WORK TO BE COMPLETED — Only a number is wanted: the count of lines in this listing that contain "suffisant".

Recorded data:
———

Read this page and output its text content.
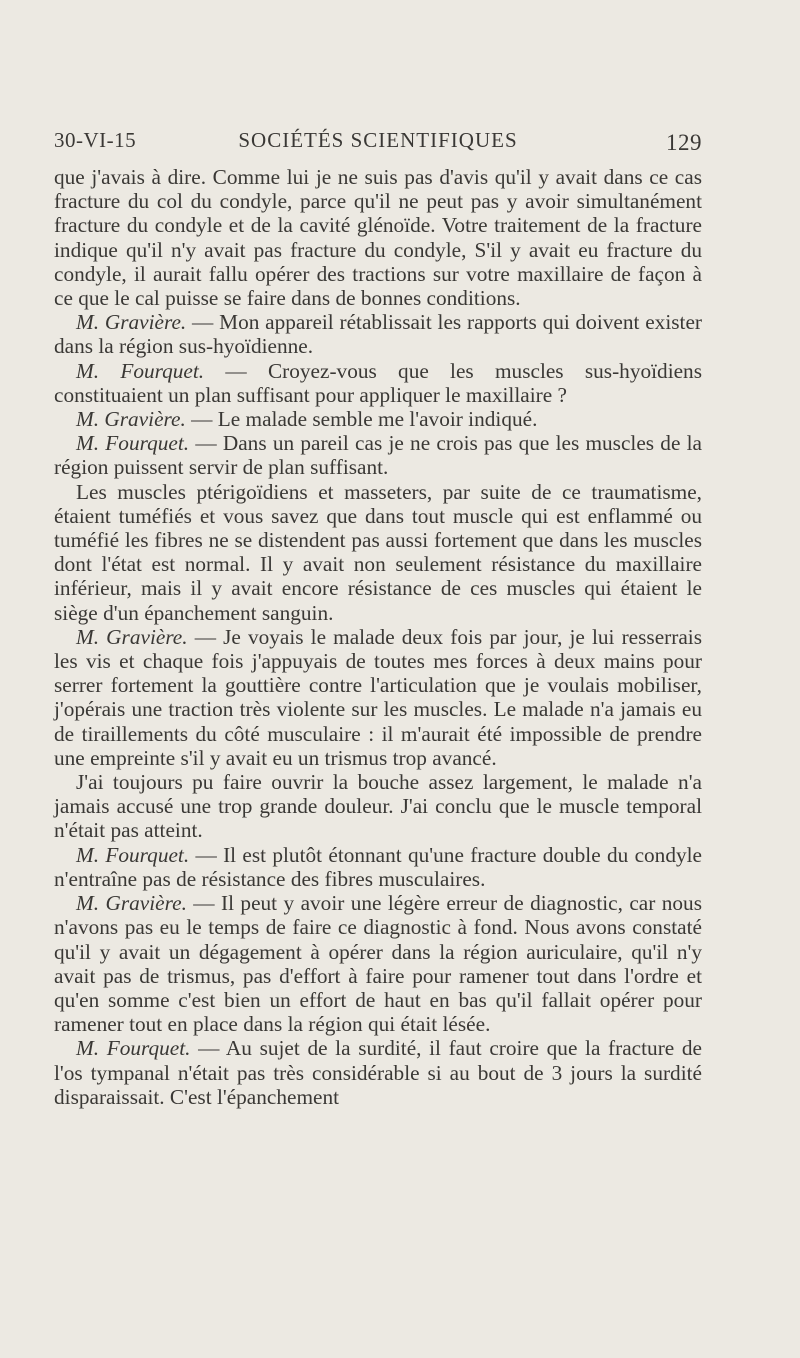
30-VI-15	SOCIÉTÉS SCIENTIFIQUES	129

que j'avais à dire. Comme lui je ne suis pas d'avis qu'il y avait dans ce cas fracture du col du condyle, parce qu'il ne peut pas y avoir simultanément fracture du condyle et de la cavité glénoïde. Votre traitement de la fracture indique qu'il n'y avait pas fracture du condyle, S'il y avait eu fracture du condyle, il aurait fallu opérer des tractions sur votre maxillaire de façon à ce que le cal puisse se faire dans de bonnes conditions.

M. Gravière. — Mon appareil rétablissait les rapports qui doivent exister dans la région sus-hyoïdienne.

M. Fourquet. — Croyez-vous que les muscles sus-hyoïdiens constituaient un plan suffisant pour appliquer le maxillaire ?

M. Gravière. — Le malade semble me l'avoir indiqué.

M. Fourquet. — Dans un pareil cas je ne crois pas que les muscles de la région puissent servir de plan suffisant.

Les muscles ptérigoïdiens et masseters, par suite de ce traumatisme, étaient tuméfiés et vous savez que dans tout muscle qui est enflammé ou tuméfié les fibres ne se distendent pas aussi fortement que dans les muscles dont l'état est normal. Il y avait non seulement résistance du maxillaire inférieur, mais il y avait encore résistance de ces muscles qui étaient le siège d'un épanchement sanguin.

M. Gravière. — Je voyais le malade deux fois par jour, je lui resserrais les vis et chaque fois j'appuyais de toutes mes forces à deux mains pour serrer fortement la gouttière contre l'articulation que je voulais mobiliser, j'opérais une traction très violente sur les muscles. Le malade n'a jamais eu de tiraillements du côté musculaire : il m'aurait été impossible de prendre une empreinte s'il y avait eu un trismus trop avancé.

J'ai toujours pu faire ouvrir la bouche assez largement, le malade n'a jamais accusé une trop grande douleur. J'ai conclu que le muscle temporal n'était pas atteint.

M. Fourquet. — Il est plutôt étonnant qu'une fracture double du condyle n'entraîne pas de résistance des fibres musculaires.

M. Gravière. — Il peut y avoir une légère erreur de diagnostic, car nous n'avons pas eu le temps de faire ce diagnostic à fond. Nous avons constaté qu'il y avait un dégagement à opérer dans la région auriculaire, qu'il n'y avait pas de trismus, pas d'effort à faire pour ramener tout dans l'ordre et qu'en somme c'est bien un effort de haut en bas qu'il fallait opérer pour ramener tout en place dans la région qui était lésée.

M. Fourquet. — Au sujet de la surdité, il faut croire que la fracture de l'os tympanal n'était pas très considérable si au bout de 3 jours la surdité disparaissait. C'est l'épanchement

———

SOLUTION TO THIS EXERCISE — 2